* TASK DIRECTIONS
Identify the lines that contain the string "description" and copy all of them.

* EXCERPTED DATA
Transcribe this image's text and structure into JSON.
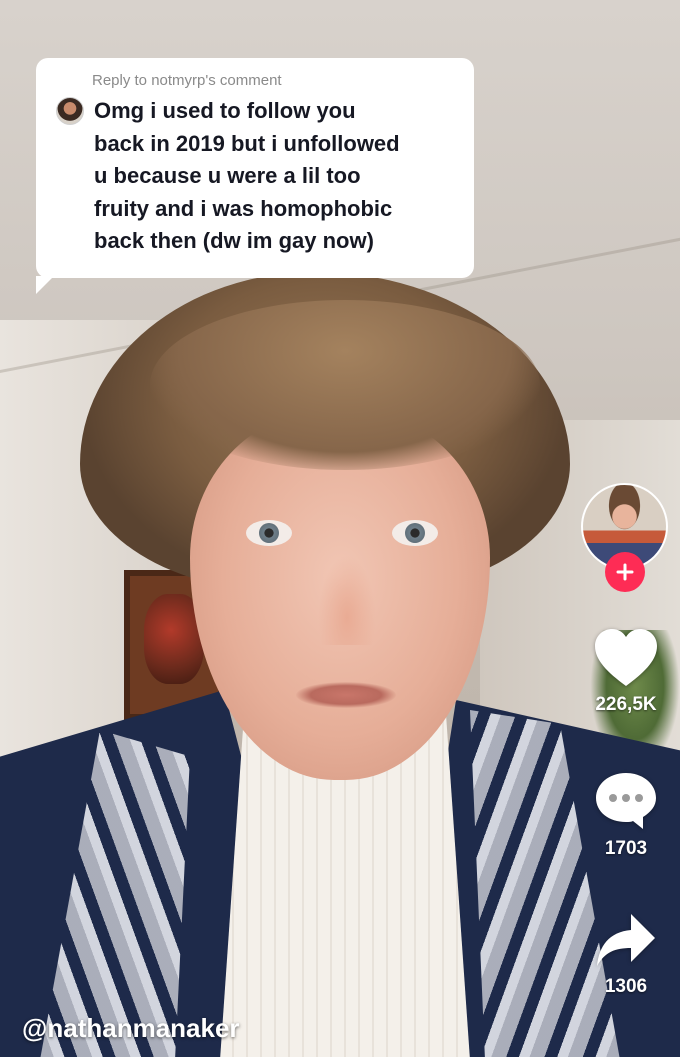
{
  "reply": {
    "header": "Reply to notmyrp's comment",
    "lines": [
      "Omg i used to follow you",
      "back in 2019 but i unfollowed",
      "u because u were a lil too",
      "fruity and i was homophobic",
      "back then (dw im gay now)"
    ]
  },
  "actions": {
    "likes": "226,5K",
    "comments": "1703",
    "shares": "1306"
  },
  "creator": {
    "username": "@nathanmanaker"
  },
  "colors": {
    "follow_accent": "#fe2c55",
    "bubble_bg": "#ffffff",
    "bubble_text": "#161823",
    "bubble_subtext": "#8a8a8a"
  },
  "icons": {
    "follow": "plus-icon",
    "like": "heart-icon",
    "comment": "comment-bubble-icon",
    "share": "share-arrow-icon"
  }
}
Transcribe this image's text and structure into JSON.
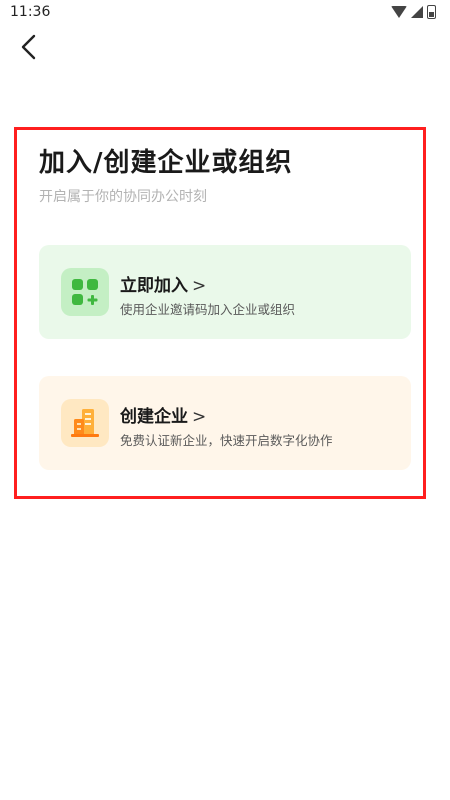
{
  "status_bar": {
    "time": "11:36"
  },
  "page": {
    "title": "加入/创建企业或组织",
    "subtitle": "开启属于你的协同办公时刻"
  },
  "options": [
    {
      "title": "立即加入",
      "chevron": ">",
      "description": "使用企业邀请码加入企业或组织",
      "icon": "grid-add-icon",
      "accent": "#44c044"
    },
    {
      "title": "创建企业",
      "chevron": ">",
      "description": "免费认证新企业，快速开启数字化协作",
      "icon": "building-icon",
      "accent": "#ff9a1f"
    }
  ],
  "highlight_color": "#ff1f1f"
}
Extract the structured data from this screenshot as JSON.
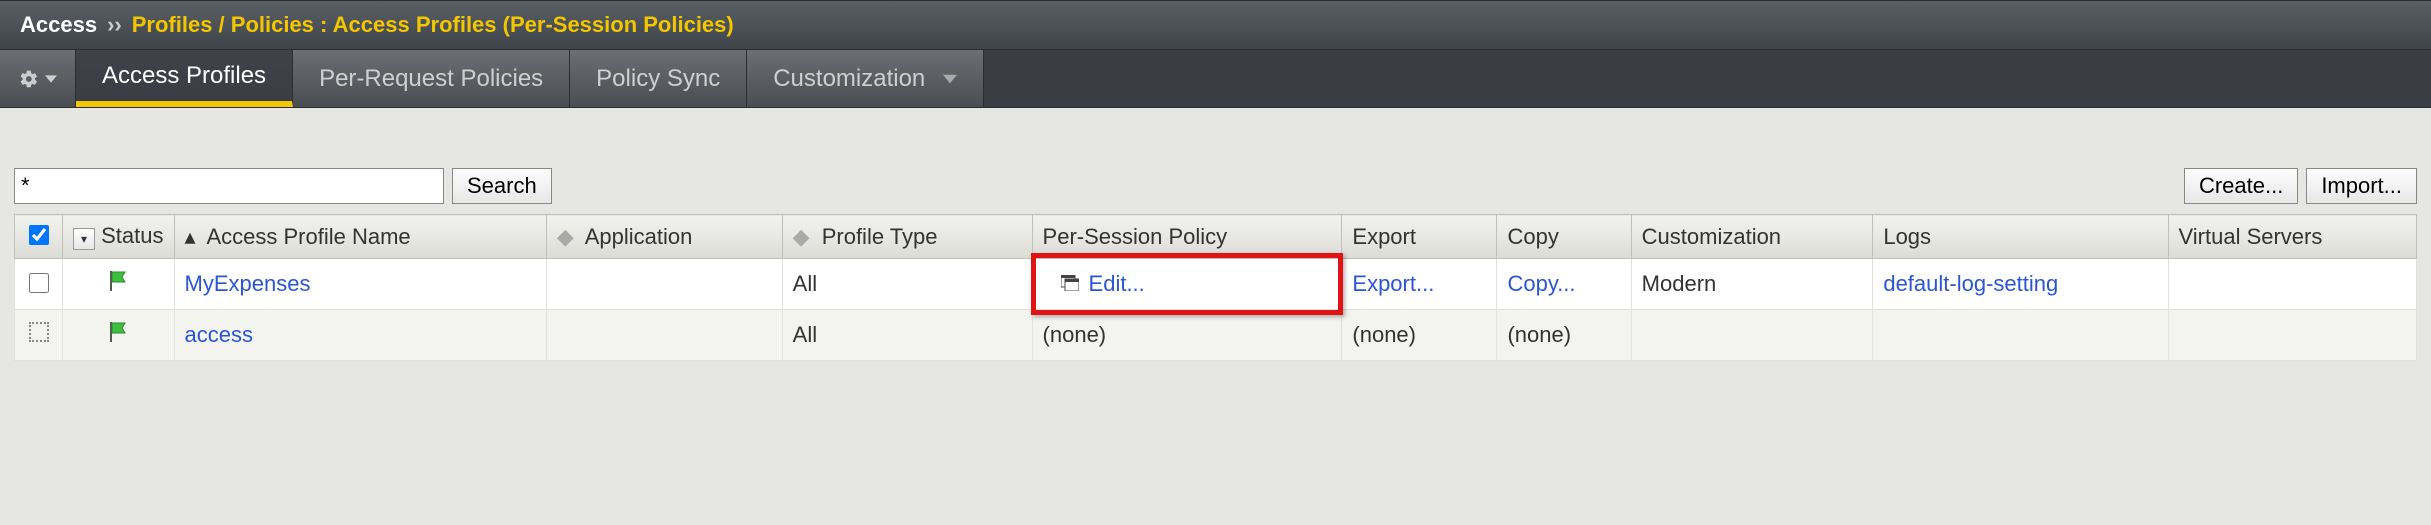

* TASK RESULT
      "description": "使用企业邀请码加入企业或组织",
      "description": "免费认证新企业，快速开启数字化协作",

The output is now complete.